::: AVAILABLE DATA
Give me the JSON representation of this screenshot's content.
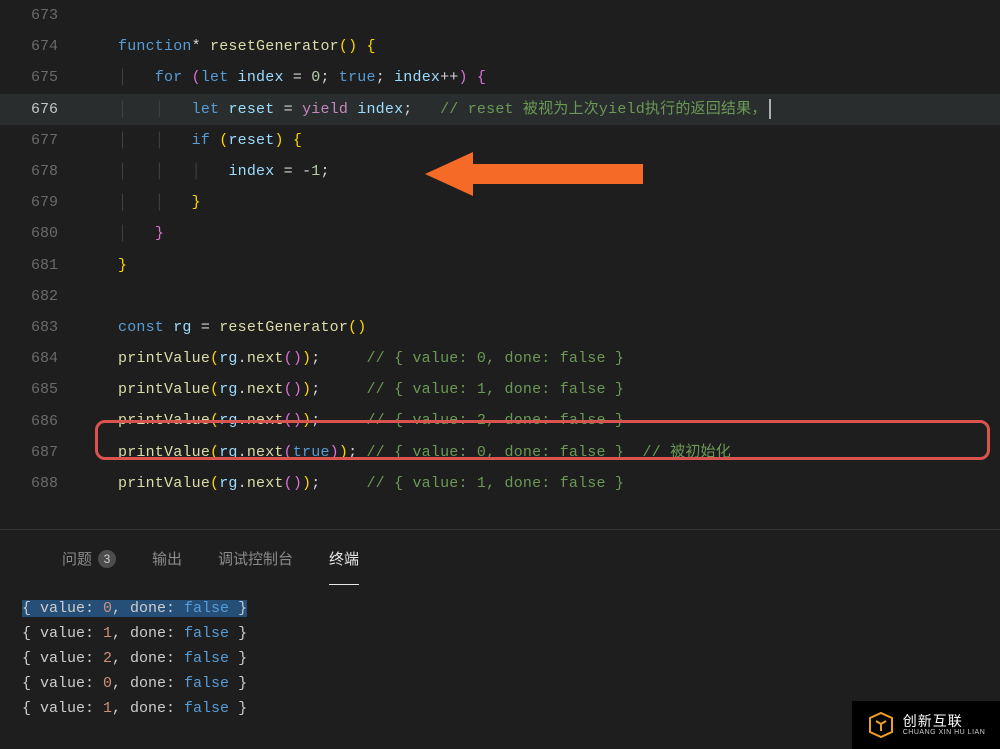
{
  "lines": [
    {
      "n": "673",
      "ind": 0,
      "text": ""
    },
    {
      "n": "674",
      "ind": 0,
      "tokens": [
        {
          "t": "function",
          "c": "kw-storage"
        },
        {
          "t": "* ",
          "c": "op"
        },
        {
          "t": "resetGenerator",
          "c": "fn-name"
        },
        {
          "t": "(",
          "c": "paren"
        },
        {
          "t": ") ",
          "c": "paren"
        },
        {
          "t": "{",
          "c": "brace"
        }
      ]
    },
    {
      "n": "675",
      "ind": 1,
      "tokens": [
        {
          "t": "for ",
          "c": "kw-storage"
        },
        {
          "t": "(",
          "c": "paren2"
        },
        {
          "t": "let ",
          "c": "kw-storage"
        },
        {
          "t": "index",
          "c": "ident"
        },
        {
          "t": " = ",
          "c": "op"
        },
        {
          "t": "0",
          "c": "num"
        },
        {
          "t": "; ",
          "c": "punct"
        },
        {
          "t": "true",
          "c": "bool"
        },
        {
          "t": "; ",
          "c": "punct"
        },
        {
          "t": "index",
          "c": "ident"
        },
        {
          "t": "++",
          "c": "op"
        },
        {
          "t": ")",
          "c": "paren2"
        },
        {
          "t": " ",
          "c": "op"
        },
        {
          "t": "{",
          "c": "brace2"
        }
      ]
    },
    {
      "n": "676",
      "ind": 2,
      "current": true,
      "tokens": [
        {
          "t": "let ",
          "c": "kw-storage"
        },
        {
          "t": "reset",
          "c": "ident"
        },
        {
          "t": " = ",
          "c": "op"
        },
        {
          "t": "yield ",
          "c": "kw-control"
        },
        {
          "t": "index",
          "c": "ident"
        },
        {
          "t": ";   ",
          "c": "punct"
        },
        {
          "t": "// reset 被视为上次yield执行的返回结果，",
          "c": "comment"
        }
      ],
      "cursor": true
    },
    {
      "n": "677",
      "ind": 2,
      "tokens": [
        {
          "t": "if ",
          "c": "kw-storage"
        },
        {
          "t": "(",
          "c": "paren"
        },
        {
          "t": "reset",
          "c": "ident"
        },
        {
          "t": ") ",
          "c": "paren"
        },
        {
          "t": "{",
          "c": "brace"
        }
      ]
    },
    {
      "n": "678",
      "ind": 3,
      "tokens": [
        {
          "t": "index",
          "c": "ident"
        },
        {
          "t": " = ",
          "c": "op"
        },
        {
          "t": "-",
          "c": "op"
        },
        {
          "t": "1",
          "c": "num"
        },
        {
          "t": ";",
          "c": "punct"
        }
      ]
    },
    {
      "n": "679",
      "ind": 2,
      "tokens": [
        {
          "t": "}",
          "c": "brace"
        }
      ]
    },
    {
      "n": "680",
      "ind": 1,
      "tokens": [
        {
          "t": "}",
          "c": "brace2"
        }
      ]
    },
    {
      "n": "681",
      "ind": 0,
      "tokens": [
        {
          "t": "}",
          "c": "brace"
        }
      ]
    },
    {
      "n": "682",
      "ind": 0,
      "text": ""
    },
    {
      "n": "683",
      "ind": 0,
      "tokens": [
        {
          "t": "const ",
          "c": "kw-storage"
        },
        {
          "t": "rg",
          "c": "ident"
        },
        {
          "t": " = ",
          "c": "op"
        },
        {
          "t": "resetGenerator",
          "c": "fn-name"
        },
        {
          "t": "(",
          "c": "paren"
        },
        {
          "t": ")",
          "c": "paren"
        }
      ]
    },
    {
      "n": "684",
      "ind": 0,
      "tokens": [
        {
          "t": "printValue",
          "c": "fn-name"
        },
        {
          "t": "(",
          "c": "paren"
        },
        {
          "t": "rg",
          "c": "ident"
        },
        {
          "t": ".",
          "c": "punct"
        },
        {
          "t": "next",
          "c": "fn-name"
        },
        {
          "t": "(",
          "c": "paren2"
        },
        {
          "t": ")",
          "c": "paren2"
        },
        {
          "t": ")",
          "c": "paren"
        },
        {
          "t": ";     ",
          "c": "punct"
        },
        {
          "t": "// { value: 0, done: false }",
          "c": "comment"
        }
      ]
    },
    {
      "n": "685",
      "ind": 0,
      "tokens": [
        {
          "t": "printValue",
          "c": "fn-name"
        },
        {
          "t": "(",
          "c": "paren"
        },
        {
          "t": "rg",
          "c": "ident"
        },
        {
          "t": ".",
          "c": "punct"
        },
        {
          "t": "next",
          "c": "fn-name"
        },
        {
          "t": "(",
          "c": "paren2"
        },
        {
          "t": ")",
          "c": "paren2"
        },
        {
          "t": ")",
          "c": "paren"
        },
        {
          "t": ";     ",
          "c": "punct"
        },
        {
          "t": "// { value: 1, done: false }",
          "c": "comment"
        }
      ]
    },
    {
      "n": "686",
      "ind": 0,
      "tokens": [
        {
          "t": "printValue",
          "c": "fn-name"
        },
        {
          "t": "(",
          "c": "paren"
        },
        {
          "t": "rg",
          "c": "ident"
        },
        {
          "t": ".",
          "c": "punct"
        },
        {
          "t": "next",
          "c": "fn-name"
        },
        {
          "t": "(",
          "c": "paren2"
        },
        {
          "t": ")",
          "c": "paren2"
        },
        {
          "t": ")",
          "c": "paren"
        },
        {
          "t": ";     ",
          "c": "punct"
        },
        {
          "t": "// { value: 2, done: false }",
          "c": "comment"
        }
      ]
    },
    {
      "n": "687",
      "ind": 0,
      "tokens": [
        {
          "t": "printValue",
          "c": "fn-name"
        },
        {
          "t": "(",
          "c": "paren"
        },
        {
          "t": "rg",
          "c": "ident"
        },
        {
          "t": ".",
          "c": "punct"
        },
        {
          "t": "next",
          "c": "fn-name"
        },
        {
          "t": "(",
          "c": "paren2"
        },
        {
          "t": "true",
          "c": "bool"
        },
        {
          "t": ")",
          "c": "paren2"
        },
        {
          "t": ")",
          "c": "paren"
        },
        {
          "t": "; ",
          "c": "punct"
        },
        {
          "t": "// { value: 0, done: false }  // 被初始化",
          "c": "comment"
        }
      ]
    },
    {
      "n": "688",
      "ind": 0,
      "tokens": [
        {
          "t": "printValue",
          "c": "fn-name"
        },
        {
          "t": "(",
          "c": "paren"
        },
        {
          "t": "rg",
          "c": "ident"
        },
        {
          "t": ".",
          "c": "punct"
        },
        {
          "t": "next",
          "c": "fn-name"
        },
        {
          "t": "(",
          "c": "paren2"
        },
        {
          "t": ")",
          "c": "paren2"
        },
        {
          "t": ")",
          "c": "paren"
        },
        {
          "t": ";     ",
          "c": "punct"
        },
        {
          "t": "// { value: 1, done: false }",
          "c": "comment"
        }
      ]
    }
  ],
  "tabs": {
    "problems": "问题",
    "problems_count": "3",
    "output": "输出",
    "debug": "调试控制台",
    "terminal": "终端"
  },
  "terminal_lines": [
    {
      "val": "0",
      "sel": true
    },
    {
      "val": "1",
      "sel": false
    },
    {
      "val": "2",
      "sel": false
    },
    {
      "val": "0",
      "sel": false
    },
    {
      "val": "1",
      "sel": false
    }
  ],
  "logo": {
    "brand": "创新互联",
    "en": "CHUANG XIN HU LIAN"
  }
}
::::::
All of the entries above should be copied exactly, except for the pictures.

Give me the JSON representation of this screenshot's content.
{
  "lines": [
    {
      "n": "673",
      "ind": 0,
      "text": ""
    },
    {
      "n": "674",
      "ind": 0,
      "tokens": [
        {
          "t": "function",
          "c": "kw-storage"
        },
        {
          "t": "* ",
          "c": "op"
        },
        {
          "t": "resetGenerator",
          "c": "fn-name"
        },
        {
          "t": "(",
          "c": "paren"
        },
        {
          "t": ") ",
          "c": "paren"
        },
        {
          "t": "{",
          "c": "brace"
        }
      ]
    },
    {
      "n": "675",
      "ind": 1,
      "tokens": [
        {
          "t": "for ",
          "c": "kw-storage"
        },
        {
          "t": "(",
          "c": "paren2"
        },
        {
          "t": "let ",
          "c": "kw-storage"
        },
        {
          "t": "index",
          "c": "ident"
        },
        {
          "t": " = ",
          "c": "op"
        },
        {
          "t": "0",
          "c": "num"
        },
        {
          "t": "; ",
          "c": "punct"
        },
        {
          "t": "true",
          "c": "bool"
        },
        {
          "t": "; ",
          "c": "punct"
        },
        {
          "t": "index",
          "c": "ident"
        },
        {
          "t": "++",
          "c": "op"
        },
        {
          "t": ")",
          "c": "paren2"
        },
        {
          "t": " ",
          "c": "op"
        },
        {
          "t": "{",
          "c": "brace2"
        }
      ]
    },
    {
      "n": "676",
      "ind": 2,
      "current": true,
      "tokens": [
        {
          "t": "let ",
          "c": "kw-storage"
        },
        {
          "t": "reset",
          "c": "ident"
        },
        {
          "t": " = ",
          "c": "op"
        },
        {
          "t": "yield ",
          "c": "kw-control"
        },
        {
          "t": "index",
          "c": "ident"
        },
        {
          "t": ";   ",
          "c": "punct"
        },
        {
          "t": "// reset 被视为上次yield执行的返回结果，",
          "c": "comment"
        }
      ],
      "cursor": true
    },
    {
      "n": "677",
      "ind": 2,
      "tokens": [
        {
          "t": "if ",
          "c": "kw-storage"
        },
        {
          "t": "(",
          "c": "paren"
        },
        {
          "t": "reset",
          "c": "ident"
        },
        {
          "t": ") ",
          "c": "paren"
        },
        {
          "t": "{",
          "c": "brace"
        }
      ]
    },
    {
      "n": "678",
      "ind": 3,
      "tokens": [
        {
          "t": "index",
          "c": "ident"
        },
        {
          "t": " = ",
          "c": "op"
        },
        {
          "t": "-",
          "c": "op"
        },
        {
          "t": "1",
          "c": "num"
        },
        {
          "t": ";",
          "c": "punct"
        }
      ]
    },
    {
      "n": "679",
      "ind": 2,
      "tokens": [
        {
          "t": "}",
          "c": "brace"
        }
      ]
    },
    {
      "n": "680",
      "ind": 1,
      "tokens": [
        {
          "t": "}",
          "c": "brace2"
        }
      ]
    },
    {
      "n": "681",
      "ind": 0,
      "tokens": [
        {
          "t": "}",
          "c": "brace"
        }
      ]
    },
    {
      "n": "682",
      "ind": 0,
      "text": ""
    },
    {
      "n": "683",
      "ind": 0,
      "tokens": [
        {
          "t": "const ",
          "c": "kw-storage"
        },
        {
          "t": "rg",
          "c": "ident"
        },
        {
          "t": " = ",
          "c": "op"
        },
        {
          "t": "resetGenerator",
          "c": "fn-name"
        },
        {
          "t": "(",
          "c": "paren"
        },
        {
          "t": ")",
          "c": "paren"
        }
      ]
    },
    {
      "n": "684",
      "ind": 0,
      "tokens": [
        {
          "t": "printValue",
          "c": "fn-name"
        },
        {
          "t": "(",
          "c": "paren"
        },
        {
          "t": "rg",
          "c": "ident"
        },
        {
          "t": ".",
          "c": "punct"
        },
        {
          "t": "next",
          "c": "fn-name"
        },
        {
          "t": "(",
          "c": "paren2"
        },
        {
          "t": ")",
          "c": "paren2"
        },
        {
          "t": ")",
          "c": "paren"
        },
        {
          "t": ";     ",
          "c": "punct"
        },
        {
          "t": "// { value: 0, done: false }",
          "c": "comment"
        }
      ]
    },
    {
      "n": "685",
      "ind": 0,
      "tokens": [
        {
          "t": "printValue",
          "c": "fn-name"
        },
        {
          "t": "(",
          "c": "paren"
        },
        {
          "t": "rg",
          "c": "ident"
        },
        {
          "t": ".",
          "c": "punct"
        },
        {
          "t": "next",
          "c": "fn-name"
        },
        {
          "t": "(",
          "c": "paren2"
        },
        {
          "t": ")",
          "c": "paren2"
        },
        {
          "t": ")",
          "c": "paren"
        },
        {
          "t": ";     ",
          "c": "punct"
        },
        {
          "t": "// { value: 1, done: false }",
          "c": "comment"
        }
      ]
    },
    {
      "n": "686",
      "ind": 0,
      "tokens": [
        {
          "t": "printValue",
          "c": "fn-name"
        },
        {
          "t": "(",
          "c": "paren"
        },
        {
          "t": "rg",
          "c": "ident"
        },
        {
          "t": ".",
          "c": "punct"
        },
        {
          "t": "next",
          "c": "fn-name"
        },
        {
          "t": "(",
          "c": "paren2"
        },
        {
          "t": ")",
          "c": "paren2"
        },
        {
          "t": ")",
          "c": "paren"
        },
        {
          "t": ";     ",
          "c": "punct"
        },
        {
          "t": "// { value: 2, done: false }",
          "c": "comment"
        }
      ]
    },
    {
      "n": "687",
      "ind": 0,
      "tokens": [
        {
          "t": "printValue",
          "c": "fn-name"
        },
        {
          "t": "(",
          "c": "paren"
        },
        {
          "t": "rg",
          "c": "ident"
        },
        {
          "t": ".",
          "c": "punct"
        },
        {
          "t": "next",
          "c": "fn-name"
        },
        {
          "t": "(",
          "c": "paren2"
        },
        {
          "t": "true",
          "c": "bool"
        },
        {
          "t": ")",
          "c": "paren2"
        },
        {
          "t": ")",
          "c": "paren"
        },
        {
          "t": "; ",
          "c": "punct"
        },
        {
          "t": "// { value: 0, done: false }  // 被初始化",
          "c": "comment"
        }
      ]
    },
    {
      "n": "688",
      "ind": 0,
      "tokens": [
        {
          "t": "printValue",
          "c": "fn-name"
        },
        {
          "t": "(",
          "c": "paren"
        },
        {
          "t": "rg",
          "c": "ident"
        },
        {
          "t": ".",
          "c": "punct"
        },
        {
          "t": "next",
          "c": "fn-name"
        },
        {
          "t": "(",
          "c": "paren2"
        },
        {
          "t": ")",
          "c": "paren2"
        },
        {
          "t": ")",
          "c": "paren"
        },
        {
          "t": ";     ",
          "c": "punct"
        },
        {
          "t": "// { value: 1, done: false }",
          "c": "comment"
        }
      ]
    }
  ],
  "tabs": {
    "problems": "问题",
    "problems_count": "3",
    "output": "输出",
    "debug": "调试控制台",
    "terminal": "终端"
  },
  "terminal_lines": [
    {
      "val": "0",
      "sel": true
    },
    {
      "val": "1",
      "sel": false
    },
    {
      "val": "2",
      "sel": false
    },
    {
      "val": "0",
      "sel": false
    },
    {
      "val": "1",
      "sel": false
    }
  ],
  "logo": {
    "brand": "创新互联",
    "en": "CHUANG XIN HU LIAN"
  }
}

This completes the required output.